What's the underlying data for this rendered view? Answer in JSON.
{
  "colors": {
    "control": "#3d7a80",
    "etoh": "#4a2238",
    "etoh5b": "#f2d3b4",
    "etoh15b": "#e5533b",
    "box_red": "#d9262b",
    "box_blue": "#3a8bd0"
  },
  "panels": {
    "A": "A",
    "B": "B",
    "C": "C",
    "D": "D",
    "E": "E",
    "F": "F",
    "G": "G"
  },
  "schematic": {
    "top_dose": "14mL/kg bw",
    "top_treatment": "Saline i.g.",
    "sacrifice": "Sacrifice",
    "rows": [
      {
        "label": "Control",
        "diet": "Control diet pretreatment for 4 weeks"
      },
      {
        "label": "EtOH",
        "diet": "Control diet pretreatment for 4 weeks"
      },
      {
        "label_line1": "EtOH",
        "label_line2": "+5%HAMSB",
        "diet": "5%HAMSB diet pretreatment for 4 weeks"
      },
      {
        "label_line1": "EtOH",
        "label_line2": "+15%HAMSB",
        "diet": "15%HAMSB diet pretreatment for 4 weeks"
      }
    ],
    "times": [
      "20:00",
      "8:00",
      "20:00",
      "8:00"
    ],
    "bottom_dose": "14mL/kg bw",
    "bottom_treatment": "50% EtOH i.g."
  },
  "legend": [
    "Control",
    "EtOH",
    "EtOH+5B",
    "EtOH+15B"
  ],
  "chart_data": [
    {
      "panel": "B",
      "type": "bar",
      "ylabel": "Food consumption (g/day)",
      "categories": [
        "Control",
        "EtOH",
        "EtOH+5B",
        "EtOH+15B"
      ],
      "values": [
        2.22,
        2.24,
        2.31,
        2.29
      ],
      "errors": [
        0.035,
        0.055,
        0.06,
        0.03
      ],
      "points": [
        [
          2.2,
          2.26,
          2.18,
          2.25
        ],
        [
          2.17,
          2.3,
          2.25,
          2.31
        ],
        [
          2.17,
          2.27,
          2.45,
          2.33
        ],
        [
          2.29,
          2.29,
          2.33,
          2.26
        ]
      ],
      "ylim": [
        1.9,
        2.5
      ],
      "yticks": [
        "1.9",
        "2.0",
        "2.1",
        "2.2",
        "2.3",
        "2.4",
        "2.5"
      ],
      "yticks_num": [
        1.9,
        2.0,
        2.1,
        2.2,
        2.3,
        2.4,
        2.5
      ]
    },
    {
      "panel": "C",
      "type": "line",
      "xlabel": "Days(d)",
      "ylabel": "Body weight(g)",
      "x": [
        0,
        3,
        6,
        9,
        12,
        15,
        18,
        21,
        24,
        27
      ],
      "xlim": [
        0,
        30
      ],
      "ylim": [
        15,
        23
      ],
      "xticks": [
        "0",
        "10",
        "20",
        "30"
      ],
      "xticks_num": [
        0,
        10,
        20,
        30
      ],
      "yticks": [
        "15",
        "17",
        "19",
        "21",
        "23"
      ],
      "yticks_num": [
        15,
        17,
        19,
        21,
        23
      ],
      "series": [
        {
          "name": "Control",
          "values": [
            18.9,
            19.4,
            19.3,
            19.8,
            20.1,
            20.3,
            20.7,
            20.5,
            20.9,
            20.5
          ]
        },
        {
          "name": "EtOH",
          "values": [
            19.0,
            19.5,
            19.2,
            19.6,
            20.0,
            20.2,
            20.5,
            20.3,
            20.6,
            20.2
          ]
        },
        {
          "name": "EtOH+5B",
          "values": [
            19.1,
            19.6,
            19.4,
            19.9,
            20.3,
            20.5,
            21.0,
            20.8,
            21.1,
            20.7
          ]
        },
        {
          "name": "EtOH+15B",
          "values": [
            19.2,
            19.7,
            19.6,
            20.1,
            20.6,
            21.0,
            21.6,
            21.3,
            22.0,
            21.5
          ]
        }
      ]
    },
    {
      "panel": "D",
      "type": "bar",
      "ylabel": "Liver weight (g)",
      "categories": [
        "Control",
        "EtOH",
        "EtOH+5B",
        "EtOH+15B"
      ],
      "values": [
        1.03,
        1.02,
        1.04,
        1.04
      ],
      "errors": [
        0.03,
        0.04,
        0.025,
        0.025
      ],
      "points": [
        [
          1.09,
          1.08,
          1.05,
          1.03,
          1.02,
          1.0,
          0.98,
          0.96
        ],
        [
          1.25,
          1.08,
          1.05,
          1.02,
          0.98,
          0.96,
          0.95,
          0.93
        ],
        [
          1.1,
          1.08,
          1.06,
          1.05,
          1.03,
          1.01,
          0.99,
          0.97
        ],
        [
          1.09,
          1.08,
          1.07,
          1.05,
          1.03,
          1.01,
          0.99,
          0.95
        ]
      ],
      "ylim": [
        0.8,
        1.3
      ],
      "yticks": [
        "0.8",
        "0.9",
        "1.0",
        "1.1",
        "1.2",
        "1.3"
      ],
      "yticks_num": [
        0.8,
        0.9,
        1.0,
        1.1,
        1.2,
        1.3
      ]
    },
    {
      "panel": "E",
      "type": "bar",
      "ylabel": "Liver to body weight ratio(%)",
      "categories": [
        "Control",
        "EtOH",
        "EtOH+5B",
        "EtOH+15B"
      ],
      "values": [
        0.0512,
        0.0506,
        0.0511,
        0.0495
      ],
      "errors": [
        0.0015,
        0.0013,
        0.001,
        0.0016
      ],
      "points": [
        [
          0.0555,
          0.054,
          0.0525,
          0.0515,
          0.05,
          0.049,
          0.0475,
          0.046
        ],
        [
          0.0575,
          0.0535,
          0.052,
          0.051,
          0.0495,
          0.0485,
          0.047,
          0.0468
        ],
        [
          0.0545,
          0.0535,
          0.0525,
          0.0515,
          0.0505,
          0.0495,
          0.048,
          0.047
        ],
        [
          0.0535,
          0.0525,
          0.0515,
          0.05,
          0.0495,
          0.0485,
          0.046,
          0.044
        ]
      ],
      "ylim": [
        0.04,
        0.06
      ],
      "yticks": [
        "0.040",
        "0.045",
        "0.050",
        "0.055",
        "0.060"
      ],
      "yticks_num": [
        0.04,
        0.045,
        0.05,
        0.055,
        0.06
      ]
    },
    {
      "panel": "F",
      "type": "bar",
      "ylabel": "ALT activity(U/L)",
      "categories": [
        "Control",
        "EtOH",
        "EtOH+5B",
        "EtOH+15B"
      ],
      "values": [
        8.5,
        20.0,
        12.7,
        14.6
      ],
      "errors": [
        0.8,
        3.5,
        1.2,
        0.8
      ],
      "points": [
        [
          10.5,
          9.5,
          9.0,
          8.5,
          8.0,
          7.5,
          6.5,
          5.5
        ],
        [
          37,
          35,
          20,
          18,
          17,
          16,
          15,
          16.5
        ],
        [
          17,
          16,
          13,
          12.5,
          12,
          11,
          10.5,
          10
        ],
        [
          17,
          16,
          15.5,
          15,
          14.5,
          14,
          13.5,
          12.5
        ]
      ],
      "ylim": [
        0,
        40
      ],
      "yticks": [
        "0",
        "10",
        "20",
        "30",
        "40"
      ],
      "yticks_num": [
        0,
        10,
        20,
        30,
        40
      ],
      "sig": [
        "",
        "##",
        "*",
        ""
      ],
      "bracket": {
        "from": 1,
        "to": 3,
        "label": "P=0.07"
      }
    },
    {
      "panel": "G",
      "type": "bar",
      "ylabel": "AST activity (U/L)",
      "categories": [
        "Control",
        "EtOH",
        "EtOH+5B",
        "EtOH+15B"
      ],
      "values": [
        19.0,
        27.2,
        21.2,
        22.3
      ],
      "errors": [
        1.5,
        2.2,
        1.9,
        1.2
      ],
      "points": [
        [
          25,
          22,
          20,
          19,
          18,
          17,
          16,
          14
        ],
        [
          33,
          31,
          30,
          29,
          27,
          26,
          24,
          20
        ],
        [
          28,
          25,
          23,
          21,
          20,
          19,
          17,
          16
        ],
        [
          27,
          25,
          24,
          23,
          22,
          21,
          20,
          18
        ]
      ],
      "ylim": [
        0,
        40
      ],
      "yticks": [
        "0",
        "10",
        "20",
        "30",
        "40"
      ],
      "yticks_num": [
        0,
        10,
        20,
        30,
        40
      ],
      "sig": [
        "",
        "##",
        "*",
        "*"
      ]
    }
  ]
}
——
◆ WHAT YOU NEED TO DO ◆
Of the lines above, how many include the word "pretreatment"? Reply with the number only.

◆ CORRECT OUTPUT ◆
4